● **Short task**: Send back the records in full, character for character.

● **Stored rows**:
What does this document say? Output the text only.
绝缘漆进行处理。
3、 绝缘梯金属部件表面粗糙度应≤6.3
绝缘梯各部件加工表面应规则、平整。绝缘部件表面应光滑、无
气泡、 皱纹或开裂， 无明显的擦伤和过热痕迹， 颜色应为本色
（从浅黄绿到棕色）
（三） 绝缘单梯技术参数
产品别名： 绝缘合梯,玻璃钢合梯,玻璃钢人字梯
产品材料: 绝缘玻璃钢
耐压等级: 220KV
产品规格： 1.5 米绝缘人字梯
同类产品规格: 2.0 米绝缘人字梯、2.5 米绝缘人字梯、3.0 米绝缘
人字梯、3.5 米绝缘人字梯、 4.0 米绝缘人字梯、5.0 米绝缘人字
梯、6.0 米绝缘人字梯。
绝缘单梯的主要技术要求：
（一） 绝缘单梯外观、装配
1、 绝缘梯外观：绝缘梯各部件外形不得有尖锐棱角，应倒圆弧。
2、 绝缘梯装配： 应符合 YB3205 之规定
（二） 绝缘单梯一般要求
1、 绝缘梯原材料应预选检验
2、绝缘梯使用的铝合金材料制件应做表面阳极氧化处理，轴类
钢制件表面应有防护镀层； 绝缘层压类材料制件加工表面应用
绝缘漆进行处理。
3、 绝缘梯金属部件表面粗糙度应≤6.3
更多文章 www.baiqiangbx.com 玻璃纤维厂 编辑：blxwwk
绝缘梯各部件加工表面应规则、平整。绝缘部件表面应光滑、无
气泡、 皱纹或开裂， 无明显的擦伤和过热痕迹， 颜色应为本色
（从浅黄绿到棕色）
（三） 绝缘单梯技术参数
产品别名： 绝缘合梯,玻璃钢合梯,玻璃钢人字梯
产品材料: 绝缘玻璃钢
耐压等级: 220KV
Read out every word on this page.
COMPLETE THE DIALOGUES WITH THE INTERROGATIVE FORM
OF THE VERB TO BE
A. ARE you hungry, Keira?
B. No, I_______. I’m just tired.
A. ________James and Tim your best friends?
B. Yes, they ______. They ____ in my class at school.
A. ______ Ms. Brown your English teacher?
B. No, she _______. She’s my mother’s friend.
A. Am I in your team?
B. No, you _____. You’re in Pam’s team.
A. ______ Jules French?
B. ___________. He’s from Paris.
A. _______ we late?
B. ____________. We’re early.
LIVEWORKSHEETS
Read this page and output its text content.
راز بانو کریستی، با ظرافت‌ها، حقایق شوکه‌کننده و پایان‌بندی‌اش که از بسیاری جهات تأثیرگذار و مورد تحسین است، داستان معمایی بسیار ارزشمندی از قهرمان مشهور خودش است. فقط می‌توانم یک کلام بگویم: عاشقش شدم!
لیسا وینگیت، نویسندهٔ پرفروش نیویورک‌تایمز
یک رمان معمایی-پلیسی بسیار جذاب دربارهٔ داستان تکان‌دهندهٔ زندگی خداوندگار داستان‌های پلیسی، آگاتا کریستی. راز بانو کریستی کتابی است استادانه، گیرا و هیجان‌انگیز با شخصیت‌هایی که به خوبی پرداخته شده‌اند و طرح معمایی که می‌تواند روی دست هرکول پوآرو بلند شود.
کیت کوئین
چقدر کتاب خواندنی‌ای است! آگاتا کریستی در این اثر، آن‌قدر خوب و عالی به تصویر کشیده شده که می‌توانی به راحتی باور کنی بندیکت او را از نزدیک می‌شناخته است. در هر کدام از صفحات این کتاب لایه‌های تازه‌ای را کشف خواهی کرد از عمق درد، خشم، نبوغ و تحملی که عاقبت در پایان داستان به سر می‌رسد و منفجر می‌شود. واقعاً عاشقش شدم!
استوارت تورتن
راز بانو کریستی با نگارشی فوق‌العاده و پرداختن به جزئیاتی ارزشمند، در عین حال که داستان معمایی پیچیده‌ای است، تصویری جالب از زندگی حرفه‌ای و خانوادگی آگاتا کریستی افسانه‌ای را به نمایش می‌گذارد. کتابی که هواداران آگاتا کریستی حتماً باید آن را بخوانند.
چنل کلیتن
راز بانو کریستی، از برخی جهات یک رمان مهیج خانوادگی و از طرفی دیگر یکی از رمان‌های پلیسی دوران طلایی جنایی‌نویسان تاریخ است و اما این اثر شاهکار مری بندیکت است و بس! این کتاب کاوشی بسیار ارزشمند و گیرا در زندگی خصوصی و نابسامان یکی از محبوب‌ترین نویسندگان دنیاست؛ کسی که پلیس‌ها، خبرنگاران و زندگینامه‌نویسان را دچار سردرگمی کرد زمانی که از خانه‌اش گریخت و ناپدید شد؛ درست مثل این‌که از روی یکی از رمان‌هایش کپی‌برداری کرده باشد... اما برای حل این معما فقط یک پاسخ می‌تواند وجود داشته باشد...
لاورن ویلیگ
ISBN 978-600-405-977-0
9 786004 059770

● **Expected answer**:
What does this document say? Output the text only.
绝缘漆进行处理。
3、 绝缘梯金属部件表面粗糙度应≤6.3
绝缘梯各部件加工表面应规则、平整。绝缘部件表面应光滑、无
气泡、 皱纹或开裂， 无明显的擦伤和过热痕迹， 颜色应为本色
（从浅黄绿到棕色）
（三） 绝缘单梯技术参数
产品别名： 绝缘合梯,玻璃钢合梯,玻璃钢人字梯
产品材料: 绝缘玻璃钢
耐压等级: 220KV
产品规格： 1.5 米绝缘人字梯
同类产品规格: 2.0 米绝缘人字梯、2.5 米绝缘人字梯、3.0 米绝缘
人字梯、3.5 米绝缘人字梯、 4.0 米绝缘人字梯、5.0 米绝缘人字
梯、6.0 米绝缘人字梯。
绝缘单梯的主要技术要求：
（一） 绝缘单梯外观、装配
1、 绝缘梯外观：绝缘梯各部件外形不得有尖锐棱角，应倒圆弧。
2、 绝缘梯装配： 应符合 YB3205 之规定
（二） 绝缘单梯一般要求
1、 绝缘梯原材料应预选检验
2、绝缘梯使用的铝合金材料制件应做表面阳极氧化处理，轴类
钢制件表面应有防护镀层； 绝缘层压类材料制件加工表面应用
绝缘漆进行处理。
3、 绝缘梯金属部件表面粗糙度应≤6.3
更多文章 www.baiqiangbx.com 玻璃纤维厂 编辑：blxwwk
绝缘梯各部件加工表面应规则、平整。绝缘部件表面应光滑、无
气泡、 皱纹或开裂， 无明显的擦伤和过热痕迹， 颜色应为本色
（从浅黄绿到棕色）
（三） 绝缘单梯技术参数
产品别名： 绝缘合梯,玻璃钢合梯,玻璃钢人字梯
产品材料: 绝缘玻璃钢
耐压等级: 220KV
Read out every word on this page.
COMPLETE THE DIALOGUES WITH THE INTERROGATIVE FORM
OF THE VERB TO BE
A. ARE you hungry, Keira?
B. No, I_______. I’m just tired.
A. ________James and Tim your best friends?
B. Yes, they ______. They ____ in my class at school.
A. ______ Ms. Brown your English teacher?
B. No, she _______. She’s my mother’s friend.
A. Am I in your team?
B. No, you _____. You’re in Pam’s team.
A. ______ Jules French?
B. ___________. He’s from Paris.
A. _______ we late?
B. ____________. We’re early.
LIVEWORKSHEETS
Read this page and output its text content.
راز بانو کریستی، با ظرافت‌ها، حقایق شوکه‌کننده و پایان‌بندی‌اش که از بسیاری جهات تأثیرگذار و مورد تحسین است، داستان معمایی بسیار ارزشمندی از قهرمان مشهور خودش است. فقط می‌توانم یک کلام بگویم: عاشقش شدم!
لیسا وینگیت، نویسندهٔ پرفروش نیویورک‌تایمز
یک رمان معمایی-پلیسی بسیار جذاب دربارهٔ داستان تکان‌دهندهٔ زندگی خداوندگار داستان‌های پلیسی، آگاتا کریستی. راز بانو کریستی کتابی است استادانه، گیرا و هیجان‌انگیز با شخصیت‌هایی که به خوبی پرداخته شده‌اند و طرح معمایی که می‌تواند روی دست هرکول پوآرو بلند شود.
کیت کوئین
چقدر کتاب خواندنی‌ای است! آگاتا کریستی در این اثر، آن‌قدر خوب و عالی به تصویر کشیده شده که می‌توانی به راحتی باور کنی بندیکت او را از نزدیک می‌شناخته است. در هر کدام از صفحات این کتاب لایه‌های تازه‌ای را کشف خواهی کرد از عمق درد، خشم، نبوغ و تحملی که عاقبت در پایان داستان به سر می‌رسد و منفجر می‌شود. واقعاً عاشقش شدم!
استوارت تورتن
راز بانو کریستی با نگارشی فوق‌العاده و پرداختن به جزئیاتی ارزشمند، در عین حال که داستان معمایی پیچیده‌ای است، تصویری جالب از زندگی حرفه‌ای و خانوادگی آگاتا کریستی افسانه‌ای را به نمایش می‌گذارد. کتابی که هواداران آگاتا کریستی حتماً باید آن را بخوانند.
چنل کلیتن
راز بانو کریستی، از برخی جهات یک رمان مهیج خانوادگی و از طرفی دیگر یکی از رمان‌های پلیسی دوران طلایی جنایی‌نویسان تاریخ است و اما این اثر شاهکار مری بندیکت است و بس! این کتاب کاوشی بسیار ارزشمند و گیرا در زندگی خصوصی و نابسامان یکی از محبوب‌ترین نویسندگان دنیاست؛ کسی که پلیس‌ها، خبرنگاران و زندگینامه‌نویسان را دچار سردرگمی کرد زمانی که از خانه‌اش گریخت و ناپدید شد؛ درست مثل این‌که از روی یکی از رمان‌هایش کپی‌برداری کرده باشد... اما برای حل این معما فقط یک پاسخ می‌تواند وجود داشته باشد...
لاورن ویلیگ
ISBN 978-600-405-977-0
9 786004 059770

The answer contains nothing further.